# Set problem:
Tally the lines in the following entries that include the word "航煤罐区"; state only the total.

===== Material =====

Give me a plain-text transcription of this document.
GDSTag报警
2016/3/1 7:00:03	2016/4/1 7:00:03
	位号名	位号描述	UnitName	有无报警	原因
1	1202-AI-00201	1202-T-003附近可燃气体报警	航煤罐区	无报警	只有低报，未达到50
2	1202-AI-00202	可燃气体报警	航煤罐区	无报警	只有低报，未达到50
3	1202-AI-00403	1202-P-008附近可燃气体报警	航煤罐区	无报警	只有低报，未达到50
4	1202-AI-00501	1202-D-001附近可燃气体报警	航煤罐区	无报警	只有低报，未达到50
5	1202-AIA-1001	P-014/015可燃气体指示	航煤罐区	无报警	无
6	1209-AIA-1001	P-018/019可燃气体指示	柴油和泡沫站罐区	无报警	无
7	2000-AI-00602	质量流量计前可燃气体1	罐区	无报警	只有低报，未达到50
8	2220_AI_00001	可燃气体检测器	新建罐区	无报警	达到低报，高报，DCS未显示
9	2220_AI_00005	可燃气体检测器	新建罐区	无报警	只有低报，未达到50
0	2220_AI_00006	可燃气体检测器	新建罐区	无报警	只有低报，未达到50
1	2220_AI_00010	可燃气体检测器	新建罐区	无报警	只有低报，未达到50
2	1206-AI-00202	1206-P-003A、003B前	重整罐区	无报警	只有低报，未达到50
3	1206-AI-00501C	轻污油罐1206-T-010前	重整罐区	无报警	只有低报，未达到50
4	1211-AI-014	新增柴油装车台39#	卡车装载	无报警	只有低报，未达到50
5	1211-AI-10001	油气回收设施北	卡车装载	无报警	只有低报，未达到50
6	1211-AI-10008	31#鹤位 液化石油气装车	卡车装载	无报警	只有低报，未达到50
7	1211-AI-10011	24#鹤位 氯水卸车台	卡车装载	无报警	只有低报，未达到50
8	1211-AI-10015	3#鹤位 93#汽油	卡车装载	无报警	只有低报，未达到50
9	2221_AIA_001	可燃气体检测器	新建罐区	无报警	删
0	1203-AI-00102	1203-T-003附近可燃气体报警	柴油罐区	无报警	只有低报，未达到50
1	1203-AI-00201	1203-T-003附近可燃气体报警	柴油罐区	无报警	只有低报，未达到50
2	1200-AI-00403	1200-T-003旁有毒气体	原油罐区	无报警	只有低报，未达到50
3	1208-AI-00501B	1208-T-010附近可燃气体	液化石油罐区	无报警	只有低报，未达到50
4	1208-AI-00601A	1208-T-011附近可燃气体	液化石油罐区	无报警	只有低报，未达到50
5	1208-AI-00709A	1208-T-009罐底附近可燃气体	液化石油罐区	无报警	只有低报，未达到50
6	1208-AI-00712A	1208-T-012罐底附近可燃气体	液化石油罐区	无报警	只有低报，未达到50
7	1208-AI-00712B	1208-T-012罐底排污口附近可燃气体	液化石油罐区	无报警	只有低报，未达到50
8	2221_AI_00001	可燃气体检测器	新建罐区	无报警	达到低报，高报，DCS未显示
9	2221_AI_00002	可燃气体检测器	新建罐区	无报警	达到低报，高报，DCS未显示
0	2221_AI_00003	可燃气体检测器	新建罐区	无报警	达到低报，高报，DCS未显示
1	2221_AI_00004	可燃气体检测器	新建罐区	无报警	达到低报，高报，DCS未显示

=====
===== Material =====

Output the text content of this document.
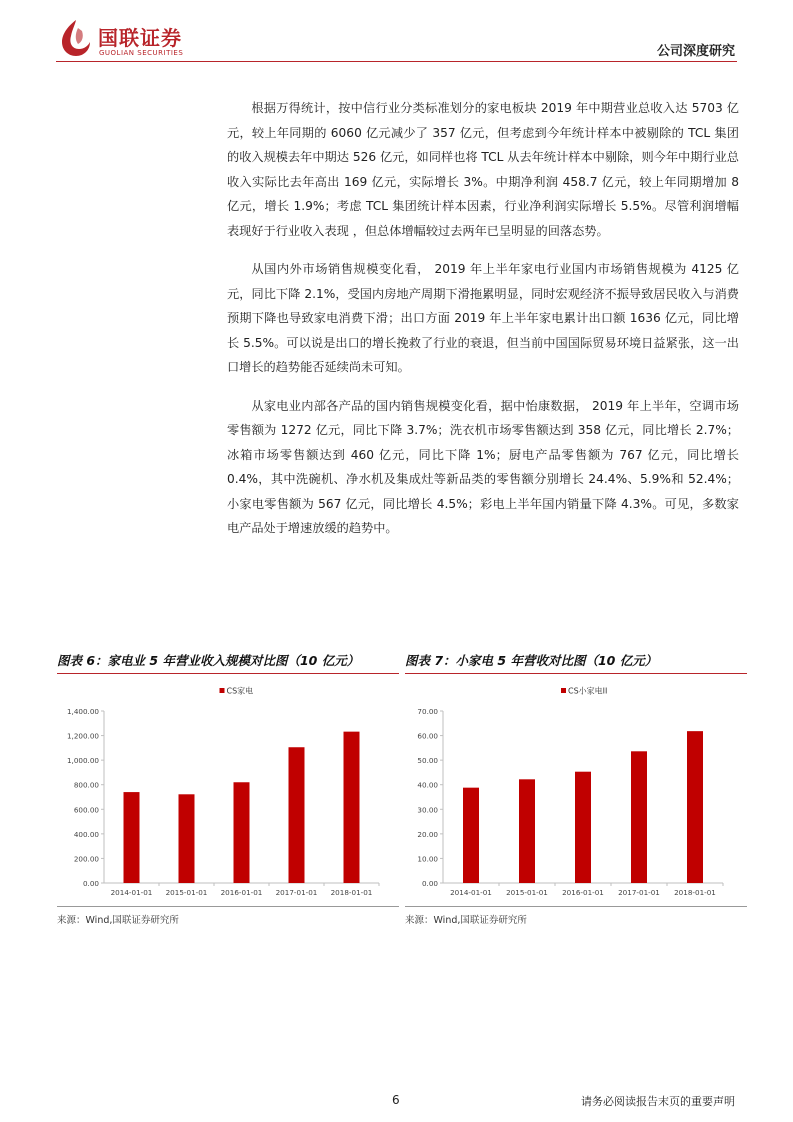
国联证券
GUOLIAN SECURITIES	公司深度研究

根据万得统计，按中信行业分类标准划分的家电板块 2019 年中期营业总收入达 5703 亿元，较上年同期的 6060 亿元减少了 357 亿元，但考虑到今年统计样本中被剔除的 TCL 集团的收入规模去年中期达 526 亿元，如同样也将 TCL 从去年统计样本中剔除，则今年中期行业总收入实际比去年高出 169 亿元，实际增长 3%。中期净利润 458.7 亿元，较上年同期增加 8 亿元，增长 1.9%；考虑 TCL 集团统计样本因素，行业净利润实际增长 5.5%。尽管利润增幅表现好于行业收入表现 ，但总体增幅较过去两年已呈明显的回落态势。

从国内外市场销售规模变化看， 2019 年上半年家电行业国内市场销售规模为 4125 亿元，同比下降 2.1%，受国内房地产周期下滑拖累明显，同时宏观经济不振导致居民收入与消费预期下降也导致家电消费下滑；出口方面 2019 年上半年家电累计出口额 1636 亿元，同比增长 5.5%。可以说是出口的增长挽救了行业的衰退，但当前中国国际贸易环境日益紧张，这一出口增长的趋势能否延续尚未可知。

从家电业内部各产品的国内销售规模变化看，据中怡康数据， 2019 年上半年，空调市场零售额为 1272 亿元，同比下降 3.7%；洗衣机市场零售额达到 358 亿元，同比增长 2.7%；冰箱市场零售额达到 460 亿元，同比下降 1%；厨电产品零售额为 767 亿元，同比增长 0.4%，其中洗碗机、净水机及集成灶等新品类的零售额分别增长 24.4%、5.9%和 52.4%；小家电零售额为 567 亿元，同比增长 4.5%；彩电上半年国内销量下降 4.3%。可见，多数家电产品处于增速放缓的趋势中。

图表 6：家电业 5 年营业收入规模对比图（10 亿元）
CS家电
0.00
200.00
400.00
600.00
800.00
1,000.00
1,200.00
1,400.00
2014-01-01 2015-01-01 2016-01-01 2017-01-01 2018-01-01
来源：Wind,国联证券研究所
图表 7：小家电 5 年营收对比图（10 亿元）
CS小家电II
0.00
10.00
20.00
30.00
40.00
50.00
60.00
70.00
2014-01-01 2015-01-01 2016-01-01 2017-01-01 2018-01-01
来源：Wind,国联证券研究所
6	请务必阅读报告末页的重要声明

=====
===== Material =====

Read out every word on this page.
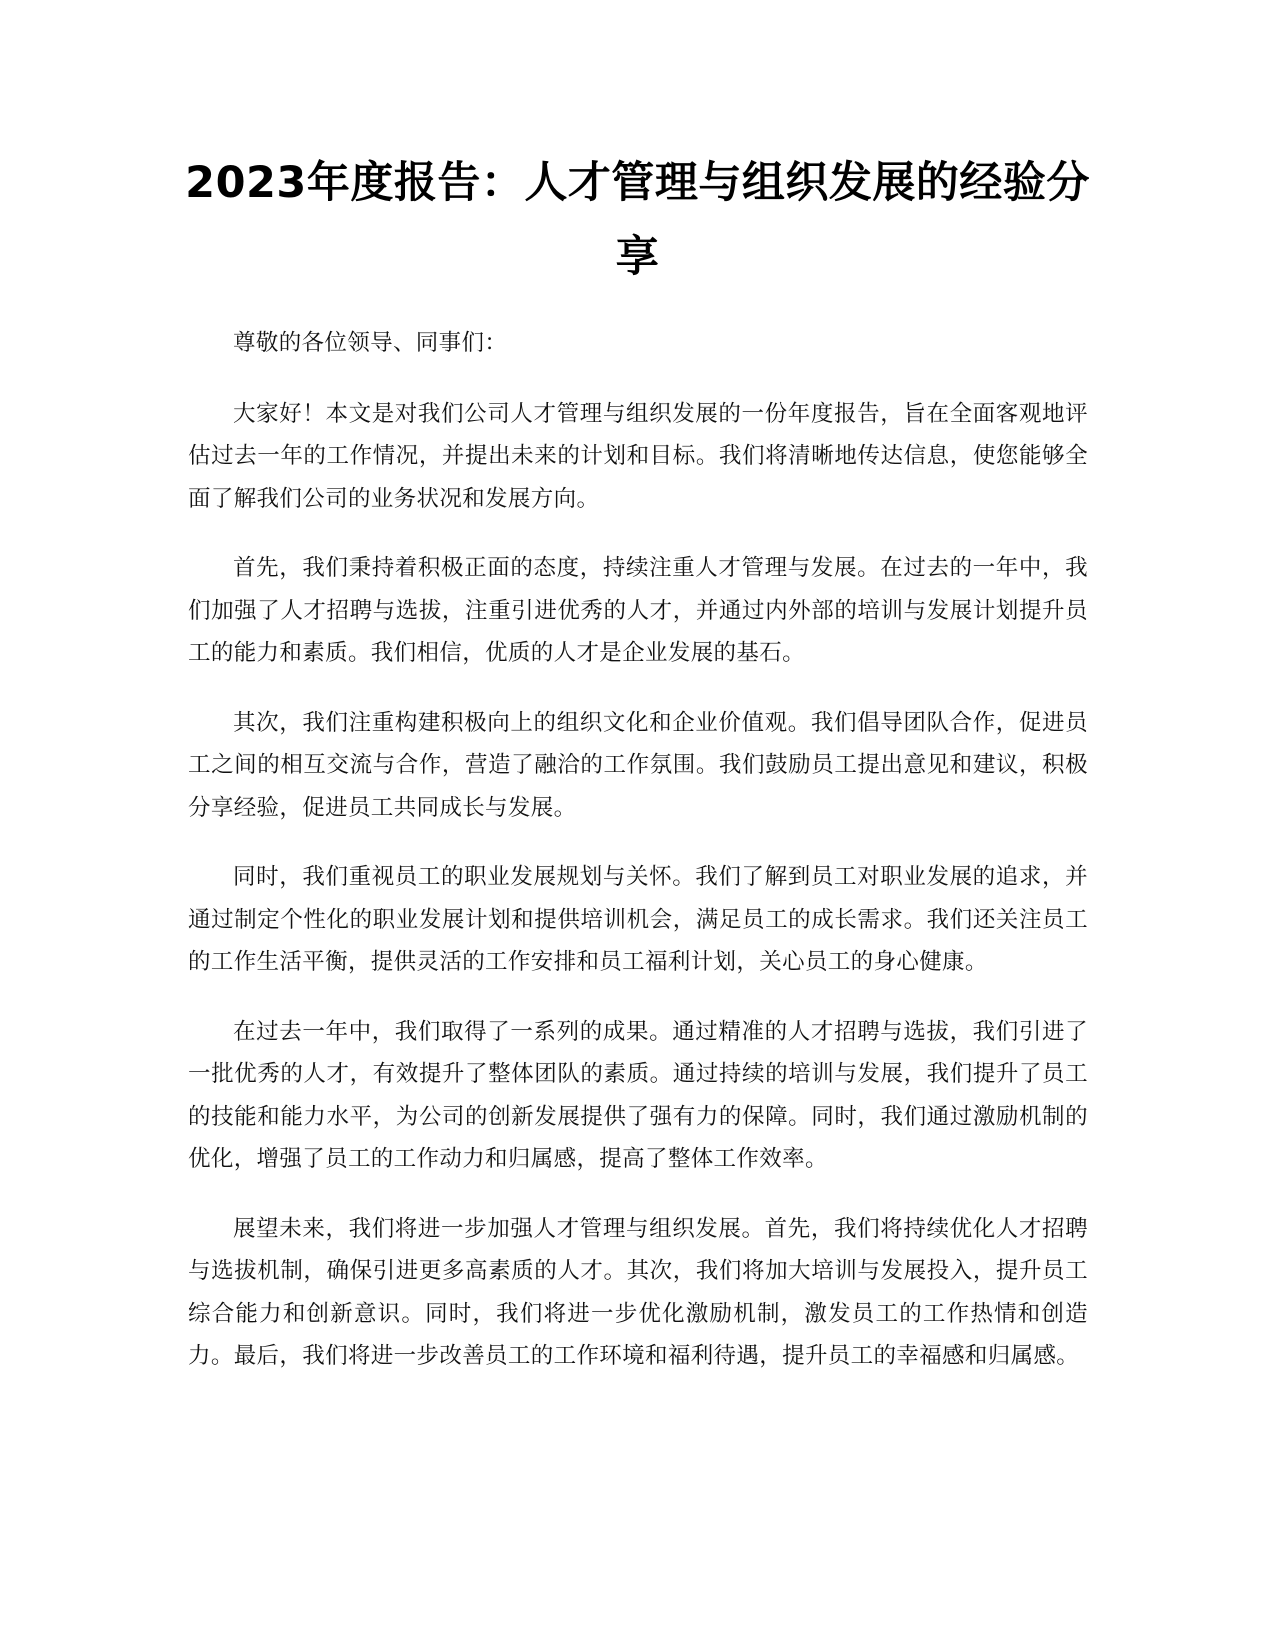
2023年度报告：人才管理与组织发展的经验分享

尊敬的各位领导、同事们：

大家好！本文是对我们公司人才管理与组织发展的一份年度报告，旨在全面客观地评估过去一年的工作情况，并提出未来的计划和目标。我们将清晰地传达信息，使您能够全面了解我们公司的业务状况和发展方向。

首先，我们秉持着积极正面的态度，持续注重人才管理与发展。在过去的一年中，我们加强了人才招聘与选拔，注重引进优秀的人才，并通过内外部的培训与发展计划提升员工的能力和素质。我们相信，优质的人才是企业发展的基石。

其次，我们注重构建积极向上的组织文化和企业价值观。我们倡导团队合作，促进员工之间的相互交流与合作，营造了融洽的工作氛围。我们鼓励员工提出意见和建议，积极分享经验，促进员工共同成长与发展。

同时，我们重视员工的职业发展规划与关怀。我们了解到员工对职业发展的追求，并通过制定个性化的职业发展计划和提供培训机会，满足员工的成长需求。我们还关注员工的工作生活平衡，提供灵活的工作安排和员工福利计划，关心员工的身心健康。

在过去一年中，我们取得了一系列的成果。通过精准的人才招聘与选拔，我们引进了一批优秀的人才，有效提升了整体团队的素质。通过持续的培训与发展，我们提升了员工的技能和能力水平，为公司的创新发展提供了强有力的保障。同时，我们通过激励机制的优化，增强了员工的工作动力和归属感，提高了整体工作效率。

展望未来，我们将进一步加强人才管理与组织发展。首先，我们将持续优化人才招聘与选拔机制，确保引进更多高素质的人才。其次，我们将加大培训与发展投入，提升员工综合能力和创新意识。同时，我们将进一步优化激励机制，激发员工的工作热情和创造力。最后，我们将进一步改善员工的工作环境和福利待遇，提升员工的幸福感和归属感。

=====

# Task solution:
5